- What you have to do -
Gather up every line that includes the string "Polynésie".

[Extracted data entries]
= = = = = = =

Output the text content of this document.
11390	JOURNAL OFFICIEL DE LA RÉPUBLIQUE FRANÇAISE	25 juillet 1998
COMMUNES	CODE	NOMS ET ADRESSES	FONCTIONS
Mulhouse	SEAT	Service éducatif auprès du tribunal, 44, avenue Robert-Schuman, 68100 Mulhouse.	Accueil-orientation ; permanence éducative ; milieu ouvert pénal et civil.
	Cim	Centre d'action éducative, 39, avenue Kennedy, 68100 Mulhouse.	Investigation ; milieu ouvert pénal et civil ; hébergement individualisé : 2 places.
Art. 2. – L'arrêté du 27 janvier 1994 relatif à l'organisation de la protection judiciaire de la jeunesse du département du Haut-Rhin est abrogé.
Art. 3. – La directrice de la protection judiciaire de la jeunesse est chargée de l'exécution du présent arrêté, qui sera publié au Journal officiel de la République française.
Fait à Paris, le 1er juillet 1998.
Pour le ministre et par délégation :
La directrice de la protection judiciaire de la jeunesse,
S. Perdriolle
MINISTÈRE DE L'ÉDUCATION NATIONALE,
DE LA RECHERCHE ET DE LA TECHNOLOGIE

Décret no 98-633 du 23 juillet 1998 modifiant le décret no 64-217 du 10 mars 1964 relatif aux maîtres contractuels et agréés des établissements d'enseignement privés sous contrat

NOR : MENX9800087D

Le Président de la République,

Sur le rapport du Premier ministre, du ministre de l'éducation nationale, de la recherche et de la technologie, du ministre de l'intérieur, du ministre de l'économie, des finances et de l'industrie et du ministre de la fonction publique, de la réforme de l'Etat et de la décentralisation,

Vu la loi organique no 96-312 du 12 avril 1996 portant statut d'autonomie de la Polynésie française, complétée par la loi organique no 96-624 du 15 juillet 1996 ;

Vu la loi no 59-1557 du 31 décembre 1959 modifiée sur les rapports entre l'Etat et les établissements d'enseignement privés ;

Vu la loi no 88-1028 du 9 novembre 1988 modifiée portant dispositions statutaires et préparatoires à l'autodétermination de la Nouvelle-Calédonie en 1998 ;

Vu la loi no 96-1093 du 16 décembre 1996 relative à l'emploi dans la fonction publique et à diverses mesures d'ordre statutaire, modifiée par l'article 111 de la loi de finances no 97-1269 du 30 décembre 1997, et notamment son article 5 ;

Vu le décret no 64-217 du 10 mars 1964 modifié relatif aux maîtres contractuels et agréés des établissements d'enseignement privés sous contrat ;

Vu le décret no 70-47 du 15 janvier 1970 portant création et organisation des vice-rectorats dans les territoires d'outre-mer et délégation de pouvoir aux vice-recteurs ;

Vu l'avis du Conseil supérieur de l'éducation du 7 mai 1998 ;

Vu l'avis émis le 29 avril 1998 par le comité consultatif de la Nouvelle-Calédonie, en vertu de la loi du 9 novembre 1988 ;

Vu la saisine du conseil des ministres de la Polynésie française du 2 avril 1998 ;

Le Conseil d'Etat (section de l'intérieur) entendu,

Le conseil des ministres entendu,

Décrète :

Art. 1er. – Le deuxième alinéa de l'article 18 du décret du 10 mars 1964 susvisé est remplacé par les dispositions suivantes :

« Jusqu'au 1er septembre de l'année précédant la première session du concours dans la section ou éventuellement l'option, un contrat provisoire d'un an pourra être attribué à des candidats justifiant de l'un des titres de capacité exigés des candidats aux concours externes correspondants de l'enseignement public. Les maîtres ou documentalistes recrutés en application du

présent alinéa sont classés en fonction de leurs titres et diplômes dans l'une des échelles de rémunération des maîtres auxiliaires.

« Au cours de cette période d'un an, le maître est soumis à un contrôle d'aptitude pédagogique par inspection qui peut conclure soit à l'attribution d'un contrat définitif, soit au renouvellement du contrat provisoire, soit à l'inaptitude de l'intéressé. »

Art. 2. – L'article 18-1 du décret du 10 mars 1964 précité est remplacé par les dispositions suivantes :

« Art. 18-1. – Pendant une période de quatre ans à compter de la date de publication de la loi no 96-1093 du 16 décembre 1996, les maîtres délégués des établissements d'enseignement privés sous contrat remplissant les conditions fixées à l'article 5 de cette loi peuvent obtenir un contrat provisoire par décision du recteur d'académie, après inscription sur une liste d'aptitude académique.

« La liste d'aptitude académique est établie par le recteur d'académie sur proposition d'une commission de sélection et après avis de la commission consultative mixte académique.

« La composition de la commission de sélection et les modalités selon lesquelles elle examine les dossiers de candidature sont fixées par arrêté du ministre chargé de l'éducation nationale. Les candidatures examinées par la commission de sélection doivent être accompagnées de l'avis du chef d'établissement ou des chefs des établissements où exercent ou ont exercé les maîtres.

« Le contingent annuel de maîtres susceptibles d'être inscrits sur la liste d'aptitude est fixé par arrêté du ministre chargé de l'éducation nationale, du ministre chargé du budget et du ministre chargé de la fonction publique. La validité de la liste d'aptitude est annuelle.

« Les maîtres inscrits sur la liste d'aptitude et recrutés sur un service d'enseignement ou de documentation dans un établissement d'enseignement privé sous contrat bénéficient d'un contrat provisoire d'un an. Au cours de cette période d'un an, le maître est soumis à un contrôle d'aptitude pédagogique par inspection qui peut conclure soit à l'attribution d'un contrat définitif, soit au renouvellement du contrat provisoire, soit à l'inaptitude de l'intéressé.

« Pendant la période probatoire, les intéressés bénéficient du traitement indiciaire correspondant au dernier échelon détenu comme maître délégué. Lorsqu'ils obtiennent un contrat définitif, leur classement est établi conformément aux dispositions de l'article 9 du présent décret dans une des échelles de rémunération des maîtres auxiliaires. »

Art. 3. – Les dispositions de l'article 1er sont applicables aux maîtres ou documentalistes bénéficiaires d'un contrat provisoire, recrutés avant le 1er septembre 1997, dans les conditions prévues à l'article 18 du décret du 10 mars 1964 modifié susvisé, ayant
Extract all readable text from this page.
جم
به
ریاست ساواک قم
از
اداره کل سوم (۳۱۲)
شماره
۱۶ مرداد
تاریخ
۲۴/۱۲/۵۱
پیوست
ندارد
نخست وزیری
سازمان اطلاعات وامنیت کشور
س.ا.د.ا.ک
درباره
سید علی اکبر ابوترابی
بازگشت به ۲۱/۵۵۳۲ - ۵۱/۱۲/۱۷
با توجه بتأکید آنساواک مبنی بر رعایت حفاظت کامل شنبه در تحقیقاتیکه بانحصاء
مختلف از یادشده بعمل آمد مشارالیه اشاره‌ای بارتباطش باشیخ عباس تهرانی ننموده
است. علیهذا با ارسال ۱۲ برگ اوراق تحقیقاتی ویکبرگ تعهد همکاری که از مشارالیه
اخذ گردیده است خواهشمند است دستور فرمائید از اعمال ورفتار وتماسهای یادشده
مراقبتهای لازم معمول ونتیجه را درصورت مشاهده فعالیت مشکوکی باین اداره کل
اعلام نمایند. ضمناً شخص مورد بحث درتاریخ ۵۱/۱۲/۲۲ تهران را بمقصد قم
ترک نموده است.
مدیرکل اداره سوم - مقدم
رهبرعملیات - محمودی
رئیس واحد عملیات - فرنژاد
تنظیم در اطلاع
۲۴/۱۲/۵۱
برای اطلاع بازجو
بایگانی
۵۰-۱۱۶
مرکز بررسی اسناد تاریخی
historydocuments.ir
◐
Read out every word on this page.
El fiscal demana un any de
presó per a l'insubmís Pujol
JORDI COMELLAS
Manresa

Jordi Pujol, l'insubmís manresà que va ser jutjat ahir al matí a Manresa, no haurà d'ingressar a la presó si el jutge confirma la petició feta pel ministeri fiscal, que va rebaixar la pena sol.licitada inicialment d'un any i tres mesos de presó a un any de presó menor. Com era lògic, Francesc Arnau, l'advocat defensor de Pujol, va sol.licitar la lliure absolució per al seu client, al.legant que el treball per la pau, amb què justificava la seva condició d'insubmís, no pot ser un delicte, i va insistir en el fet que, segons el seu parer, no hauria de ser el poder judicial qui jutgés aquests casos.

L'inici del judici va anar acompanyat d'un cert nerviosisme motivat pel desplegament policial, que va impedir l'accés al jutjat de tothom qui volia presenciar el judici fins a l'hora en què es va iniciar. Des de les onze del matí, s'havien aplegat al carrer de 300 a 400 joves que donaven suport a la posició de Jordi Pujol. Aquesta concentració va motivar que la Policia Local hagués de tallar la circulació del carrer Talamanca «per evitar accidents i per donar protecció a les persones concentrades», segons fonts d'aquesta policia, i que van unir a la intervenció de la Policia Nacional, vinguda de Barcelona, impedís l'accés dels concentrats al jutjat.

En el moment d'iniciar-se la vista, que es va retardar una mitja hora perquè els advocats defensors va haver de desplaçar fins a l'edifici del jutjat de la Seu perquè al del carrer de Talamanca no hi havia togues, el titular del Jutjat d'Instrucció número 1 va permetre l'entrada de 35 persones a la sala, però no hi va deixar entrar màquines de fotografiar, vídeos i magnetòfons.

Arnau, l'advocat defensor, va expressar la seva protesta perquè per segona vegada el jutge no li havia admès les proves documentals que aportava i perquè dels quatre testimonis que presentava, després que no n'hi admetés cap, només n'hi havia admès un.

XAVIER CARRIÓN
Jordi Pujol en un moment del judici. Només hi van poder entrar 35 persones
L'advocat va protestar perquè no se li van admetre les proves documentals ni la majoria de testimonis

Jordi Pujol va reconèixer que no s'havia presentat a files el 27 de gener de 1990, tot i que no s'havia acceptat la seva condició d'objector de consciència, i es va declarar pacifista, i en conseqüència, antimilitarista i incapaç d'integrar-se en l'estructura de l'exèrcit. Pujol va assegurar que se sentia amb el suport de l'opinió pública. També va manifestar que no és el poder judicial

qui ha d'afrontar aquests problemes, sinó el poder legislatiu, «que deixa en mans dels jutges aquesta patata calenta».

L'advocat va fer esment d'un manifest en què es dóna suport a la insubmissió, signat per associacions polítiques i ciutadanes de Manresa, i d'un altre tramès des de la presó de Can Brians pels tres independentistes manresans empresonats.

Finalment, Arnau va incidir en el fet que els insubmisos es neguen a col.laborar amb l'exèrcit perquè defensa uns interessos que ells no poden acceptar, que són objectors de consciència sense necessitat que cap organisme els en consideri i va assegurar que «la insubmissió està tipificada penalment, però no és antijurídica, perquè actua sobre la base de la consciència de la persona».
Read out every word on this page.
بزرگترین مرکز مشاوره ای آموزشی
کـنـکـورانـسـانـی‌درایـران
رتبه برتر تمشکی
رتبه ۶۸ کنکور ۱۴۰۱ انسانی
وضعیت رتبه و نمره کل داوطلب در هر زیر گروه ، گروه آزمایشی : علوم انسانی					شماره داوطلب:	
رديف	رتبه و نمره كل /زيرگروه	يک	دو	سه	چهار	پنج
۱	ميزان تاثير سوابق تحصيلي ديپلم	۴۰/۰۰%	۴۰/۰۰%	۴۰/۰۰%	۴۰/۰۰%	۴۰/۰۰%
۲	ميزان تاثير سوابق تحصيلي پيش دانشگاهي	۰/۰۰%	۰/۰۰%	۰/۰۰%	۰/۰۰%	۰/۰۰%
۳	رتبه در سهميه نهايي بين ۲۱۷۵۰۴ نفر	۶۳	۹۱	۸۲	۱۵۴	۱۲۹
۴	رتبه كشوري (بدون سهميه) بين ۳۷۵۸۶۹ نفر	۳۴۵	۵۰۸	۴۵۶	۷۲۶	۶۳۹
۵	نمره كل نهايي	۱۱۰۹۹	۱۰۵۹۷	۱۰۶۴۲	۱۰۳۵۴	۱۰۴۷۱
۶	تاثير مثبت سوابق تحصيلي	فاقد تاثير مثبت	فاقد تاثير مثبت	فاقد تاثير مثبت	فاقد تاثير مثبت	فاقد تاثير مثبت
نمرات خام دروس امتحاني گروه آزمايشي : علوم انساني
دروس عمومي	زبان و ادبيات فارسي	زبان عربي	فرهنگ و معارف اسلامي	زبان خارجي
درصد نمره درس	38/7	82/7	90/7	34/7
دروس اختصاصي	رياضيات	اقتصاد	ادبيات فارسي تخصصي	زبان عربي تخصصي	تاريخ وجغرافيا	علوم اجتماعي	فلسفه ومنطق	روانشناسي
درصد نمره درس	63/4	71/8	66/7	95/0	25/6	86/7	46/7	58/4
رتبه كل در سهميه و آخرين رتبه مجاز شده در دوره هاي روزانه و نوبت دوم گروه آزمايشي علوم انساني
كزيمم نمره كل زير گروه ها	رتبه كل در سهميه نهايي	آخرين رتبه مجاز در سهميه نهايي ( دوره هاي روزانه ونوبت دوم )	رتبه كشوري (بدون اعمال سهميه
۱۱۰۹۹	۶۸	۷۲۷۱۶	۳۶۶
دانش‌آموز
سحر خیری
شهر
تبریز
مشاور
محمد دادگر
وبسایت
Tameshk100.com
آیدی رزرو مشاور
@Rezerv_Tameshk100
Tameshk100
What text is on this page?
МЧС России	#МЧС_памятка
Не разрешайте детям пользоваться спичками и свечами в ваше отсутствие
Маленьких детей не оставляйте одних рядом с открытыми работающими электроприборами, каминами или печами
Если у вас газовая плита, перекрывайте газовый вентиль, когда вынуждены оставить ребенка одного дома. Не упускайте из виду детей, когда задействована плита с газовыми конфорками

= = = = = = =

- Solution for this task -
Vu la loi organique no 96-312 du 12 avril 1996 portant statut d'autonomie de la Polynésie française, complétée par la loi organique no 96-624 du 15 juillet 1996 ;
Vu la saisine du conseil des ministres de la Polynésie française du 2 avril 1998 ;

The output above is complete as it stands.